### What to produce
Can you transcribe every entry word for word, skipping the images?

§

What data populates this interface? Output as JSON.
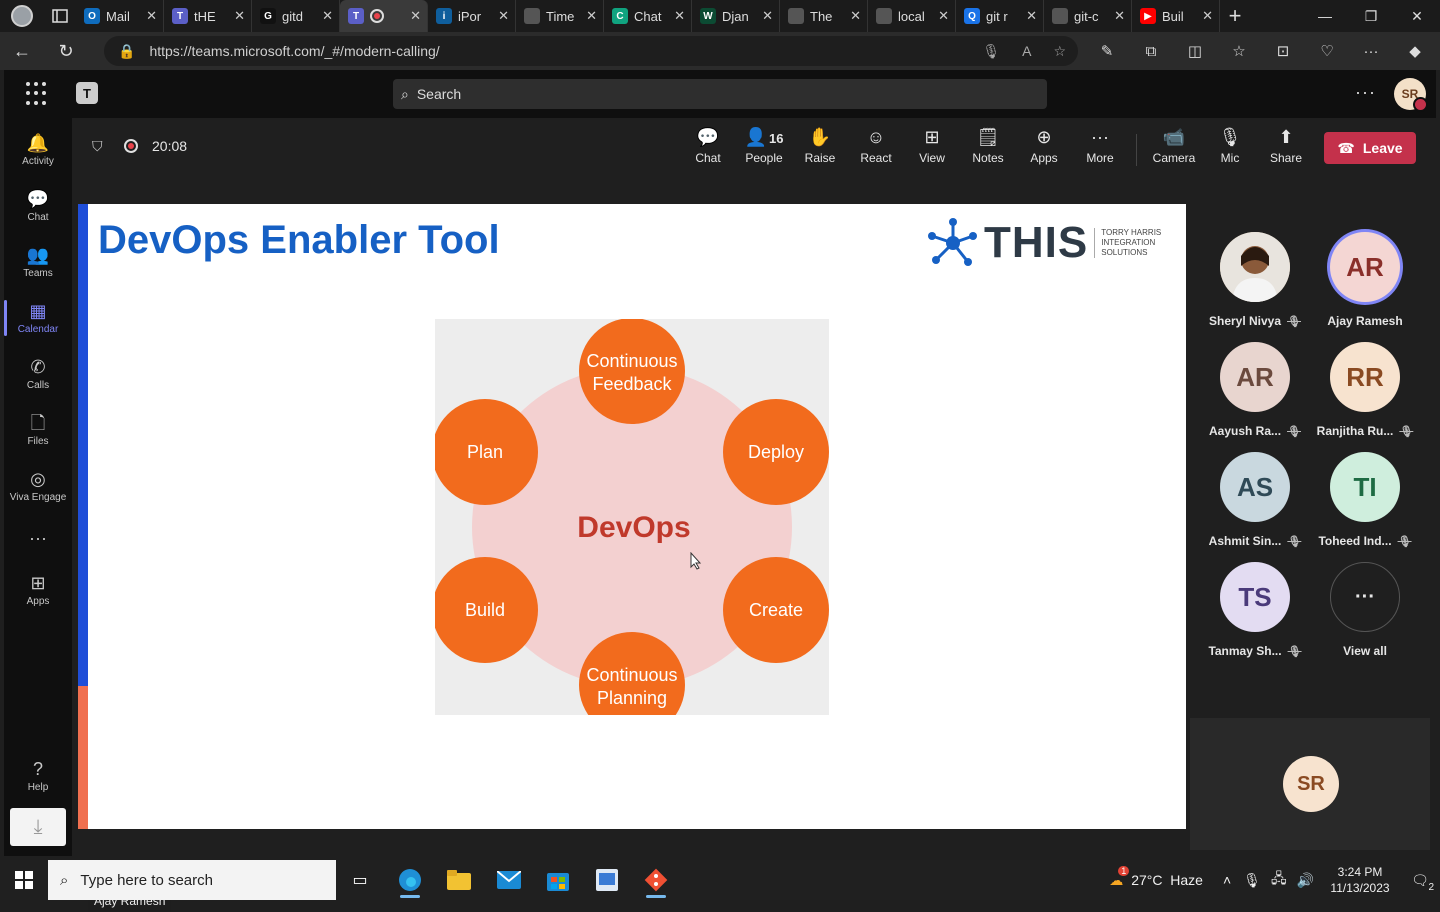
{
  "browser": {
    "tabs": [
      {
        "title": "Mail",
        "fav_color": "#0f6cbd",
        "fav": "O"
      },
      {
        "title": "tHE",
        "fav_color": "#5b5fc7",
        "fav": "T"
      },
      {
        "title": "gitd",
        "fav_color": "#111111",
        "fav": "G"
      },
      {
        "title": "",
        "fav_color": "#5b5fc7",
        "fav": "T",
        "active": true
      },
      {
        "title": "iPor",
        "fav_color": "#0f5e9c",
        "fav": "i"
      },
      {
        "title": "Time",
        "fav_color": "#555555",
        "fav": ""
      },
      {
        "title": "Chat",
        "fav_color": "#10a37f",
        "fav": "C"
      },
      {
        "title": "Djan",
        "fav_color": "#0c4b33",
        "fav": "W"
      },
      {
        "title": "The",
        "fav_color": "#555555",
        "fav": ""
      },
      {
        "title": "local",
        "fav_color": "#555555",
        "fav": ""
      },
      {
        "title": "git r",
        "fav_color": "#1a73e8",
        "fav": "Q"
      },
      {
        "title": "git-c",
        "fav_color": "#555555",
        "fav": ""
      },
      {
        "title": "Buil",
        "fav_color": "#ff0000",
        "fav": "▶"
      }
    ],
    "url": "https://teams.microsoft.com/_#/modern-calling/"
  },
  "teams": {
    "search_placeholder": "Search",
    "user_initials": "SR",
    "rail": [
      {
        "label": "Activity",
        "icon": "bell-icon",
        "glyph": "🔔"
      },
      {
        "label": "Chat",
        "icon": "chat-icon",
        "glyph": "💬"
      },
      {
        "label": "Teams",
        "icon": "teams-icon",
        "glyph": "👥"
      },
      {
        "label": "Calendar",
        "icon": "calendar-icon",
        "glyph": "▦",
        "active": true
      },
      {
        "label": "Calls",
        "icon": "phone-icon",
        "glyph": "✆"
      },
      {
        "label": "Files",
        "icon": "file-icon",
        "glyph": "🗋"
      },
      {
        "label": "Viva Engage",
        "icon": "viva-engage-icon",
        "glyph": "◎"
      },
      {
        "label": "",
        "icon": "more-icon",
        "glyph": "···"
      },
      {
        "label": "Apps",
        "icon": "apps-icon",
        "glyph": "⊞"
      }
    ],
    "help_label": "Help"
  },
  "meeting": {
    "timer": "20:08",
    "people_count": "16",
    "controls": [
      {
        "label": "Chat",
        "icon": "chat-icon",
        "glyph": "💬"
      },
      {
        "label": "People",
        "icon": "people-icon",
        "glyph": "👤"
      },
      {
        "label": "Raise",
        "icon": "raise-hand-icon",
        "glyph": "✋"
      },
      {
        "label": "React",
        "icon": "react-icon",
        "glyph": "☺"
      },
      {
        "label": "View",
        "icon": "view-icon",
        "glyph": "⊞"
      },
      {
        "label": "Notes",
        "icon": "notes-icon",
        "glyph": "🗒"
      },
      {
        "label": "Apps",
        "icon": "apps-icon",
        "glyph": "⊕"
      },
      {
        "label": "More",
        "icon": "more-icon",
        "glyph": "···"
      }
    ],
    "media_controls": [
      {
        "label": "Camera",
        "icon": "camera-off-icon",
        "glyph": "📹"
      },
      {
        "label": "Mic",
        "icon": "mic-off-icon",
        "glyph": "🎙"
      },
      {
        "label": "Share",
        "icon": "share-icon",
        "glyph": "⬆"
      }
    ],
    "leave_label": "Leave"
  },
  "slide": {
    "title": "DevOps Enabler Tool",
    "logo_word": "THIS",
    "logo_tagline": "TORRY HARRIS INTEGRATION SOLUTIONS",
    "center_label": "DevOps",
    "stages": [
      "Continuous Feedback",
      "Deploy",
      "Create",
      "Continuous Planning",
      "Build",
      "Plan"
    ],
    "presenter_name": "Ajay Ramesh",
    "colors": {
      "orange": "#f26b1d",
      "center_text": "#c0392b",
      "pink": "#f3d0d0",
      "gray": "#ededed"
    }
  },
  "participants": [
    {
      "name": "Sheryl Nivya",
      "initials": "",
      "photo": true,
      "muted": true,
      "bg": "#d8b48a",
      "fg": "#6b3d1e"
    },
    {
      "name": "Ajay Ramesh",
      "initials": "AR",
      "speaking": true,
      "muted": false,
      "bg": "#f4d6d3",
      "fg": "#8a2f2a"
    },
    {
      "name": "Aayush Ra...",
      "initials": "AR",
      "muted": true,
      "bg": "#e8d5cf",
      "fg": "#6b4a3e"
    },
    {
      "name": "Ranjitha Ru...",
      "initials": "RR",
      "muted": true,
      "bg": "#f7e3cf",
      "fg": "#8a4a22"
    },
    {
      "name": "Ashmit Sin...",
      "initials": "AS",
      "muted": true,
      "bg": "#c9d8df",
      "fg": "#2f4a57"
    },
    {
      "name": "Toheed Ind...",
      "initials": "TI",
      "muted": true,
      "bg": "#cfeedd",
      "fg": "#1e6b43"
    },
    {
      "name": "Tanmay Sh...",
      "initials": "TS",
      "muted": true,
      "bg": "#e3dcf2",
      "fg": "#4a3a7a"
    },
    {
      "name": "View all",
      "initials": "···",
      "muted": false,
      "bg": "#1f1f1f",
      "fg": "#e6e6e6"
    }
  ],
  "self": {
    "initials": "SR"
  },
  "taskbar": {
    "search_placeholder": "Type here to search",
    "weather": "27°C  Haze",
    "weather_badge": "1",
    "time": "3:24 PM",
    "date": "11/13/2023",
    "notifications": "2"
  }
}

§

### Task result
What data populates this interface? Output as JSON.
{
  "browser": {
    "tabs": [
      {
        "title": "Mail",
        "fav_color": "#0f6cbd",
        "fav": "O"
      },
      {
        "title": "tHE",
        "fav_color": "#5b5fc7",
        "fav": "T"
      },
      {
        "title": "gitd",
        "fav_color": "#111111",
        "fav": "G"
      },
      {
        "title": "",
        "fav_color": "#5b5fc7",
        "fav": "T",
        "active": true
      },
      {
        "title": "iPor",
        "fav_color": "#0f5e9c",
        "fav": "i"
      },
      {
        "title": "Time",
        "fav_color": "#555555",
        "fav": ""
      },
      {
        "title": "Chat",
        "fav_color": "#10a37f",
        "fav": "C"
      },
      {
        "title": "Djan",
        "fav_color": "#0c4b33",
        "fav": "W"
      },
      {
        "title": "The",
        "fav_color": "#555555",
        "fav": ""
      },
      {
        "title": "local",
        "fav_color": "#555555",
        "fav": ""
      },
      {
        "title": "git r",
        "fav_color": "#1a73e8",
        "fav": "Q"
      },
      {
        "title": "git-c",
        "fav_color": "#555555",
        "fav": ""
      },
      {
        "title": "Buil",
        "fav_color": "#ff0000",
        "fav": "▶"
      }
    ],
    "url": "https://teams.microsoft.com/_#/modern-calling/"
  },
  "teams": {
    "search_placeholder": "Search",
    "user_initials": "SR",
    "rail": [
      {
        "label": "Activity",
        "icon": "bell-icon",
        "glyph": "🔔"
      },
      {
        "label": "Chat",
        "icon": "chat-icon",
        "glyph": "💬"
      },
      {
        "label": "Teams",
        "icon": "teams-icon",
        "glyph": "👥"
      },
      {
        "label": "Calendar",
        "icon": "calendar-icon",
        "glyph": "▦",
        "active": true
      },
      {
        "label": "Calls",
        "icon": "phone-icon",
        "glyph": "✆"
      },
      {
        "label": "Files",
        "icon": "file-icon",
        "glyph": "🗋"
      },
      {
        "label": "Viva Engage",
        "icon": "viva-engage-icon",
        "glyph": "◎"
      },
      {
        "label": "",
        "icon": "more-icon",
        "glyph": "···"
      },
      {
        "label": "Apps",
        "icon": "apps-icon",
        "glyph": "⊞"
      }
    ],
    "help_label": "Help"
  },
  "meeting": {
    "timer": "20:08",
    "people_count": "16",
    "controls": [
      {
        "label": "Chat",
        "icon": "chat-icon",
        "glyph": "💬"
      },
      {
        "label": "People",
        "icon": "people-icon",
        "glyph": "👤"
      },
      {
        "label": "Raise",
        "icon": "raise-hand-icon",
        "glyph": "✋"
      },
      {
        "label": "React",
        "icon": "react-icon",
        "glyph": "☺"
      },
      {
        "label": "View",
        "icon": "view-icon",
        "glyph": "⊞"
      },
      {
        "label": "Notes",
        "icon": "notes-icon",
        "glyph": "🗒"
      },
      {
        "label": "Apps",
        "icon": "apps-icon",
        "glyph": "⊕"
      },
      {
        "label": "More",
        "icon": "more-icon",
        "glyph": "···"
      }
    ],
    "media_controls": [
      {
        "label": "Camera",
        "icon": "camera-off-icon",
        "glyph": "📹"
      },
      {
        "label": "Mic",
        "icon": "mic-off-icon",
        "glyph": "🎙"
      },
      {
        "label": "Share",
        "icon": "share-icon",
        "glyph": "⬆"
      }
    ],
    "leave_label": "Leave"
  },
  "slide": {
    "title": "DevOps Enabler Tool",
    "logo_word": "THIS",
    "logo_tagline": "TORRY HARRIS INTEGRATION SOLUTIONS",
    "center_label": "DevOps",
    "stages": [
      "Continuous Feedback",
      "Deploy",
      "Create",
      "Continuous Planning",
      "Build",
      "Plan"
    ],
    "presenter_name": "Ajay Ramesh",
    "colors": {
      "orange": "#f26b1d",
      "center_text": "#c0392b",
      "pink": "#f3d0d0",
      "gray": "#ededed"
    }
  },
  "participants": [
    {
      "name": "Sheryl Nivya",
      "initials": "",
      "photo": true,
      "muted": true,
      "bg": "#d8b48a",
      "fg": "#6b3d1e"
    },
    {
      "name": "Ajay Ramesh",
      "initials": "AR",
      "speaking": true,
      "muted": false,
      "bg": "#f4d6d3",
      "fg": "#8a2f2a"
    },
    {
      "name": "Aayush Ra...",
      "initials": "AR",
      "muted": true,
      "bg": "#e8d5cf",
      "fg": "#6b4a3e"
    },
    {
      "name": "Ranjitha Ru...",
      "initials": "RR",
      "muted": true,
      "bg": "#f7e3cf",
      "fg": "#8a4a22"
    },
    {
      "name": "Ashmit Sin...",
      "initials": "AS",
      "muted": true,
      "bg": "#c9d8df",
      "fg": "#2f4a57"
    },
    {
      "name": "Toheed Ind...",
      "initials": "TI",
      "muted": true,
      "bg": "#cfeedd",
      "fg": "#1e6b43"
    },
    {
      "name": "Tanmay Sh...",
      "initials": "TS",
      "muted": true,
      "bg": "#e3dcf2",
      "fg": "#4a3a7a"
    },
    {
      "name": "View all",
      "initials": "···",
      "muted": false,
      "bg": "#1f1f1f",
      "fg": "#e6e6e6"
    }
  ],
  "self": {
    "initials": "SR"
  },
  "taskbar": {
    "search_placeholder": "Type here to search",
    "weather": "27°C  Haze",
    "weather_badge": "1",
    "time": "3:24 PM",
    "date": "11/13/2023",
    "notifications": "2"
  }
}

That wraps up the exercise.